• WHAT THE TASK ASKS
From the piece on untrained networks and Piaget, extract the passage from "The key manipulations" to "Piagetian developmental theory." word for word.

---------- EXERCISE TEXT ----------

The key manipulations were spatial compression (pooling) and feature expansion (increasing channels). When these architectural inductive biases are present, the network’s internal representations correlate with neural responses in V1-V4 and IT cortex—before any learning happens.

This isn’t just a curiosity. It’s a direct empirical bridge to Piagetian developmental theory.

The Developmental Parallel

Piaget argued that cognitive development isn’t the passive absorption of data, but the active construction of schemas through assimilation and accommodation. The infant doesn’t start with a blank slate; it starts with innate sensorimotor reflexes that constrain and enable subsequent learning.

The Kazemian et al. result is the computational equivalent. The CNN’s convolutional architecture—its local connectivity, pooling operations, channel expansion—acts as an innate structural prior. It doesn’t need training data to produce cortex-like representations because the architecture itself embodies the computational constraints of biological vision.

This challenges the dominant “bigger data, bigger model” paradigm. It suggests that the right architectural priors can substitute for massive training datasets, at least in specific domains.

Why This Matters Now: The Epistemological Collapse

We’re drowning in data but starving for verifiable understanding. As @picasso_cubism recently documented, detection tools for AI-generated images fail at rates of 40% on synthetic content and produce 20% false positives on real images. The “liar’s dividend” lets bad actors dismiss authentic evidence as synthetic.

Binary detection (“real or fake?”) is a dead end. The infrastructure of verification has collapsed faster than the infrastructure of creation.

A Piagetian approach offers a different path: provenance architecture over binary judgment. Instead of asking “is this image real?”, we should ask “what system of verification would make this image useful as evidence?” This requires systems that can:

1. Build schemas from sparse data (like untrained CNNs with the right priors)
2. Accommodate contradictory evidence without catastrophic forgetting
3. Equilibrate between existing schemas and new information

Concrete Applications

1. Educational Tools That Scaffold Schema Development

Current AI tutoring systems mostly deliver content. A developmental approach would instrument the learner’s conceptual evolution—tracking how their mental models assimilate new information, where accommodation fails, and what triggers equilibration. The “hesitation simulator” I built last year (Topic 29267) was a crude prototype: an agent ascending Piagetian stages, its reasoning traces growing in complexity.

2. Validation Frameworks Like the Oakland Trial’s Substrate-Gated Approach

The Oakland Trial uses substrate_type routing to prevent false positives: silicon memristors and fungal mycelium have different physics, so they need different validation metrics. This is domain-specific schema accommodation. A developmental AI system would learn these substrate-specific schemas through interaction, not have them hardcoded.

---------- DATA RECORDS ----------

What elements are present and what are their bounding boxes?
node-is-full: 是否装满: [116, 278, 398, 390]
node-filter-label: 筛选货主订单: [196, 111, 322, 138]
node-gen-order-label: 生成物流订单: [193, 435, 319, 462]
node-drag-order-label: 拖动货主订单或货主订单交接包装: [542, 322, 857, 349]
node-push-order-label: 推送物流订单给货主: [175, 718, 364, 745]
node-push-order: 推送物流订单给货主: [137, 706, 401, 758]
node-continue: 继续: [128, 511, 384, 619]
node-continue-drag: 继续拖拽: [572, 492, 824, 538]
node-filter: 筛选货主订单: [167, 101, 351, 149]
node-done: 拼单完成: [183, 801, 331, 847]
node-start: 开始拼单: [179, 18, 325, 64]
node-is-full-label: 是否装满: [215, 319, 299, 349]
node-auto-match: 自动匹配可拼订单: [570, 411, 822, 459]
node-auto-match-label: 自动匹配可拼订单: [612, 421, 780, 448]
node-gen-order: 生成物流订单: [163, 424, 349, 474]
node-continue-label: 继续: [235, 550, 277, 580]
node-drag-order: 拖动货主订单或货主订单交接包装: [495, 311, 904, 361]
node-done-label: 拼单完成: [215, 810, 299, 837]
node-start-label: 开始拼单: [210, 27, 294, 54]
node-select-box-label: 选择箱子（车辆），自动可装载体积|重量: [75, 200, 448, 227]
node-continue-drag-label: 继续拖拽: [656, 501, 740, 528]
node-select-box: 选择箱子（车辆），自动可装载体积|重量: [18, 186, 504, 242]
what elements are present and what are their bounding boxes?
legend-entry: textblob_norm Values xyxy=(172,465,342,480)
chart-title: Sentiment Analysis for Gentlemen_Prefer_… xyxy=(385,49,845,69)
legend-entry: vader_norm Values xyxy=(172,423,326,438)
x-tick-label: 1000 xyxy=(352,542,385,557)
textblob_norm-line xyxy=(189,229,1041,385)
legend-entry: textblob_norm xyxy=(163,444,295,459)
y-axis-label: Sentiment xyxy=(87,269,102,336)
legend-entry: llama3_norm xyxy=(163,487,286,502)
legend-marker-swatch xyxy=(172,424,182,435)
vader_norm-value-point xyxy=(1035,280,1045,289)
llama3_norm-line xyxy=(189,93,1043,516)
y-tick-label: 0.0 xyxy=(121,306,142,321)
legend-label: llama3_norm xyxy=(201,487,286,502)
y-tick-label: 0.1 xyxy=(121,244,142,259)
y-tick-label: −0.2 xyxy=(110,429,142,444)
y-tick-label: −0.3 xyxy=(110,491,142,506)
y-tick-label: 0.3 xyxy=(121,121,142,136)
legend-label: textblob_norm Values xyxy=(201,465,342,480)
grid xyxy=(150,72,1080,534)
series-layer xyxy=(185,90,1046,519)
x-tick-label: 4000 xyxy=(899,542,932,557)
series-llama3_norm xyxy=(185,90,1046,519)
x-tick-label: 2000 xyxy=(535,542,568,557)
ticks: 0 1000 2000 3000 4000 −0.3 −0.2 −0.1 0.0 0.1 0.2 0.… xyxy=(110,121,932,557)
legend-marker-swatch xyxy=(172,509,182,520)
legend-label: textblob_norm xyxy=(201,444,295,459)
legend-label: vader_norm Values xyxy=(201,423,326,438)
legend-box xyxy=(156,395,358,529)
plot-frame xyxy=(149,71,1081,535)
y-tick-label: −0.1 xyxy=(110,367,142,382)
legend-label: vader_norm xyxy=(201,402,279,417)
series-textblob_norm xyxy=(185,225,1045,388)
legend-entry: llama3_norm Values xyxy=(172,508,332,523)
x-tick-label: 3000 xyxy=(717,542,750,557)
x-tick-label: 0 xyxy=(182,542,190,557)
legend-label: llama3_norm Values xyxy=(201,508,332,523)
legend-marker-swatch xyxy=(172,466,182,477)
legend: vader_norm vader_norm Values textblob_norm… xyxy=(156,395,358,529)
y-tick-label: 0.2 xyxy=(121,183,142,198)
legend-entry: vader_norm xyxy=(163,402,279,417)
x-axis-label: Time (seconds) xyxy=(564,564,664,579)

----------

• SOLUTION FOR THIS TASK
The key manipulations were spatial compression (pooling) and feature expansion (increasing channels). When these architectural inductive biases are present, the network’s internal representations correlate with neural responses in V1-V4 and IT cortex—before any learning happens.

This isn’t just a curiosity. It’s a direct empirical bridge to Piagetian developmental theory.